====== DOCUMENT TEXT ======

# Laterite/Sera Floredepot & Soilmaster



## Ed_Alfonso (Dec 10, 2005)

Hi All,
I just picked up my 2 bags of Soil Master Select - Charcoal. But before I set up the tank I was wondering if anyone had used laterrite with the SMS?
Also has anyone tried useing Sera Floredepot? Could this be used with SMS?
Thanks,
Ed


----------



## Glouglou (Feb 21, 2006)

*Well...*

Personally I will recomended mixing laterite with Soilmaster.

The reason is that Soilmaster is almost completly inert and will not leach nutrients. Laterite is not a baked clay and will leach overtime more nutrient.

Soilmaster is use for is CEC quality. (Cation Exchange Capacity) CEC is the capacity of a soil to capture and hold nutrients.

For your infos:

Soilmaster CEC=19, PH=6

Turface black CEC=41.1, PH=6.2

Laterite CEC= 2.7, PH=5.7

Infos on CEC: http://home.infinet.net/teban/jamie.htm


----------



## Leonard (Mar 4, 2007)

====== DATASET CONTENT ======

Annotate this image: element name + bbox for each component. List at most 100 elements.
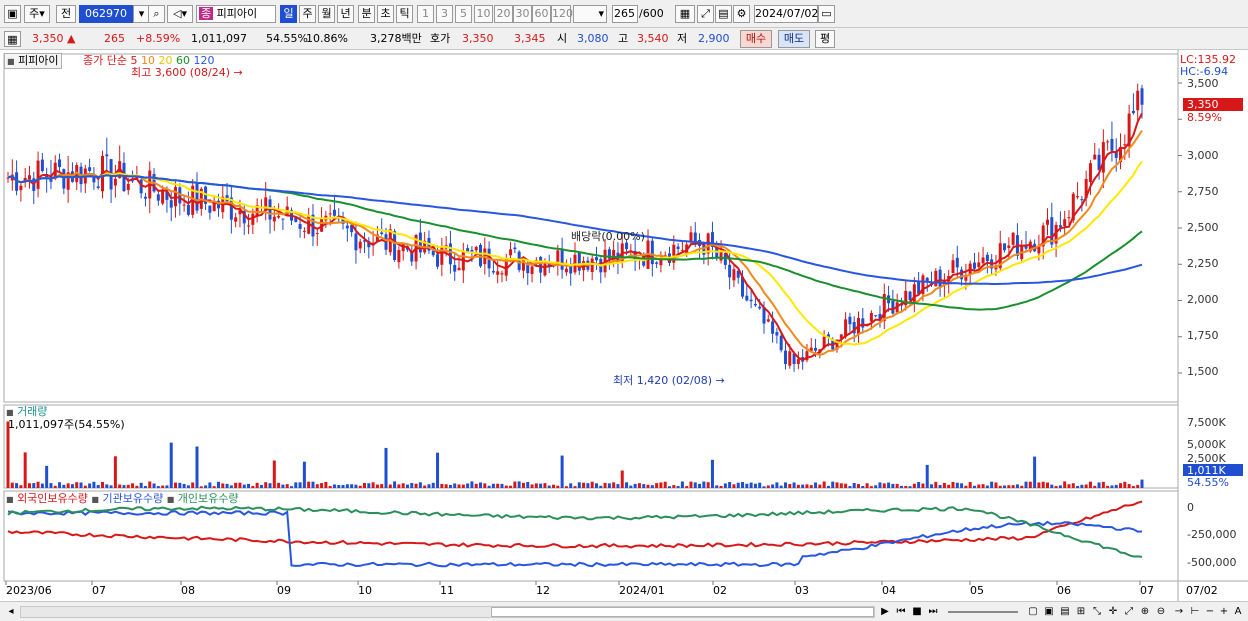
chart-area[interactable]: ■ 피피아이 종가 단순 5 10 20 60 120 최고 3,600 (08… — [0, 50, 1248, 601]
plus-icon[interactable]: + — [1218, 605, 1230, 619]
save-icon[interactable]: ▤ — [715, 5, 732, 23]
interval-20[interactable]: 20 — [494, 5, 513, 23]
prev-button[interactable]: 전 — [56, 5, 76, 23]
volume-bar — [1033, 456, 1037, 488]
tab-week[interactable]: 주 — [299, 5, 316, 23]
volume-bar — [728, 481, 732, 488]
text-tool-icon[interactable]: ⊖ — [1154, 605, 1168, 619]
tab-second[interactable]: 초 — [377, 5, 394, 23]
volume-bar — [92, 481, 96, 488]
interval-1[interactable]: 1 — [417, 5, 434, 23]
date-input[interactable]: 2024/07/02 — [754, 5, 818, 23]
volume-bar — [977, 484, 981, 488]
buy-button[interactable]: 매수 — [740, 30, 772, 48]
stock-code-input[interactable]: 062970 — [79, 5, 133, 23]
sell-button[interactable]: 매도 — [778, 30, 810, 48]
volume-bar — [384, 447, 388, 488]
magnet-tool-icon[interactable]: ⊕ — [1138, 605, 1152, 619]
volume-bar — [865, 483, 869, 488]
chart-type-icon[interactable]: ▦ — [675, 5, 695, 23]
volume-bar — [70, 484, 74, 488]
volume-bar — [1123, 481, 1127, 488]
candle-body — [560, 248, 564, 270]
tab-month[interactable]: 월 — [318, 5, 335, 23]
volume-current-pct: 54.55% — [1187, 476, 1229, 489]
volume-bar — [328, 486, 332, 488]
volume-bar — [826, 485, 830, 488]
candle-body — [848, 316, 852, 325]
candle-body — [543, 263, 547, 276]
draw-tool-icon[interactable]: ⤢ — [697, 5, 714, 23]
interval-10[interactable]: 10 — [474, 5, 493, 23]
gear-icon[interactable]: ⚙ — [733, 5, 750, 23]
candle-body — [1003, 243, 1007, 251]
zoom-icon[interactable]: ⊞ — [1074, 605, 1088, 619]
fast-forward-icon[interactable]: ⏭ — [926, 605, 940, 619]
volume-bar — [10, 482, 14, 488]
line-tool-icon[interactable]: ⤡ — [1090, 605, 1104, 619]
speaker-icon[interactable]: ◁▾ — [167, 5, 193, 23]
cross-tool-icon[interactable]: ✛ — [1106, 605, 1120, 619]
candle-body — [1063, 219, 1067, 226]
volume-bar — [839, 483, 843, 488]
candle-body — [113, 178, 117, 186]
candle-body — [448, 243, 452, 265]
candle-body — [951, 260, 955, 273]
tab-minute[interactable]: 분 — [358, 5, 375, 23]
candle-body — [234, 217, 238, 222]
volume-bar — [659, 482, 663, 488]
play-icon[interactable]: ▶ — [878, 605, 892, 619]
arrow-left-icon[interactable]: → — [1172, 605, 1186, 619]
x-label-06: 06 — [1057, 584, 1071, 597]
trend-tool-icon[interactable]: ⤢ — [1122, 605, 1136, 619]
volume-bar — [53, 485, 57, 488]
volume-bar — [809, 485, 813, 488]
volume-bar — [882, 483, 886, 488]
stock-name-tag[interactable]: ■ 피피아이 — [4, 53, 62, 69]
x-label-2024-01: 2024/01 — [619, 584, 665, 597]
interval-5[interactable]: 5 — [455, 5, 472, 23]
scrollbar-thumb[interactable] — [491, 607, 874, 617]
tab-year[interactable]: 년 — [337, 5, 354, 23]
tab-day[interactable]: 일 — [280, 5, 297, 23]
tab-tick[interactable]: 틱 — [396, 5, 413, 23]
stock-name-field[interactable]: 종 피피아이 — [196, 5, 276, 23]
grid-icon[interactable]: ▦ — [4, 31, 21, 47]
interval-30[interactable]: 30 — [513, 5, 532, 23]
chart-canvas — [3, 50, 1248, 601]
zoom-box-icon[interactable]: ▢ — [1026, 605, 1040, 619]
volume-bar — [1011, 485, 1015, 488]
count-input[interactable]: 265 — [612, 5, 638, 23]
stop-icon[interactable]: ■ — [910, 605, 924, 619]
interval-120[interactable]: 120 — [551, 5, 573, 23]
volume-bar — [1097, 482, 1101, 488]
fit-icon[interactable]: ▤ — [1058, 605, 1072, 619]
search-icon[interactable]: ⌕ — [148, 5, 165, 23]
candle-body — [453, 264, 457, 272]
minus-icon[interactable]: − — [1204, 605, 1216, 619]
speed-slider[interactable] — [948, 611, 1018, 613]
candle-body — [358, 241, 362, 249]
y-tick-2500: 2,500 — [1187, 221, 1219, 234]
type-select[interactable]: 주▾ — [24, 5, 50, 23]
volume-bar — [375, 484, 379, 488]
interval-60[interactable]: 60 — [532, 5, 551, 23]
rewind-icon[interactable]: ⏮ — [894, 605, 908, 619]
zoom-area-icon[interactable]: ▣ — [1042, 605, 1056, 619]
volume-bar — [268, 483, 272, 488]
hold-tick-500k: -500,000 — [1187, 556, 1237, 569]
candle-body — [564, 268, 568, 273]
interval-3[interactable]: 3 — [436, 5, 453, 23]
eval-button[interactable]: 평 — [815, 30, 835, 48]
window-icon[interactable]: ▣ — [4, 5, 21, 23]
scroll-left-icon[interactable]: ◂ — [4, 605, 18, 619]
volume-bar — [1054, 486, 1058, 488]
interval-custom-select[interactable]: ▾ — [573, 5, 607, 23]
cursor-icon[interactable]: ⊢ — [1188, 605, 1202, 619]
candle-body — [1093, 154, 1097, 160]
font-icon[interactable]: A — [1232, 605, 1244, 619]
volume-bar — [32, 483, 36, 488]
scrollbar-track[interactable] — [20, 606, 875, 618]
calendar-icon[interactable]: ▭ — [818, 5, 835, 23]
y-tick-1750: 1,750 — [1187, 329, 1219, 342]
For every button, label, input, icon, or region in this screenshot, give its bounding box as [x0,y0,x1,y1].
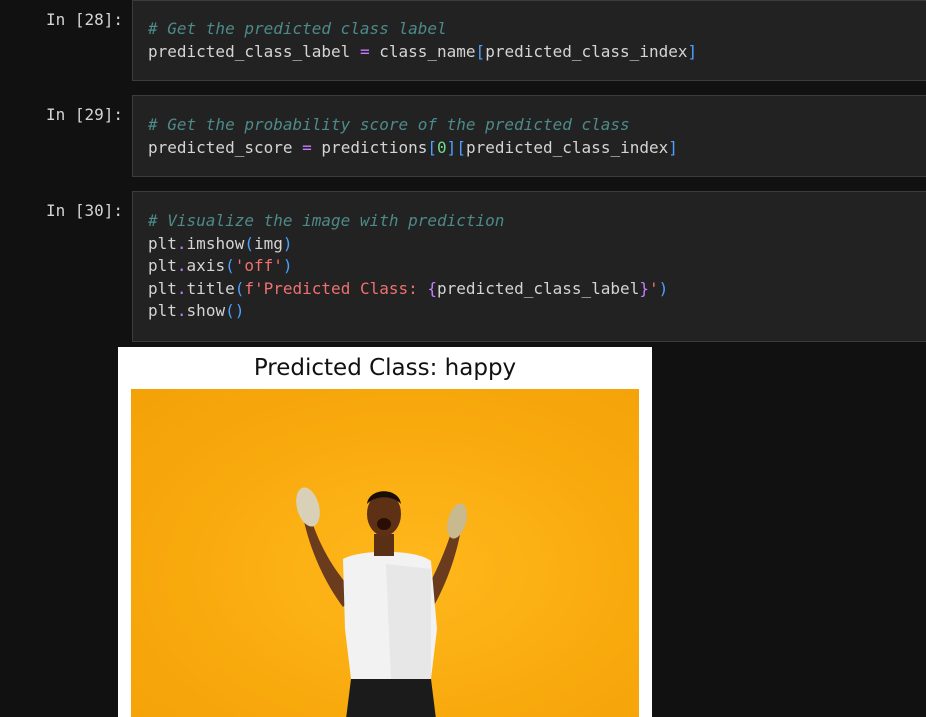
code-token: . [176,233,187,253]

======

• OBJECTIVE 1:
Answer each question from the thread about laterite and Soilmaster, one line per answer, marked (a), (b) and (c).
(a) How many bags of Soil Master Select did Ed_Alfonso pick up, and what color were they?
(b) What CEC and pH values does the thread give for Turface black?
(c) How does Glouglou define CEC?
• OBJECTIVE 2: Summarize the thread about laterite and Soilmaster in two sentences.

• OUTPUT 1:
(a) Two bags, in Charcoal.
(b) A CEC of 41.1 and a pH of 6.2.
(c) As the capacity of a soil to capture and hold nutrients.

• OUTPUT 2: Ed_Alfonso asks whether anyone has used laterite or Sera Floredepot with Soil Master Select. Glouglou recommends mixing laterite with Soilmaster, since Soilmaster is almost completely inert and will not leach nutrients while laterite will leach more over time, and gives CEC and pH values for Soilmaster, Turface black and laterite.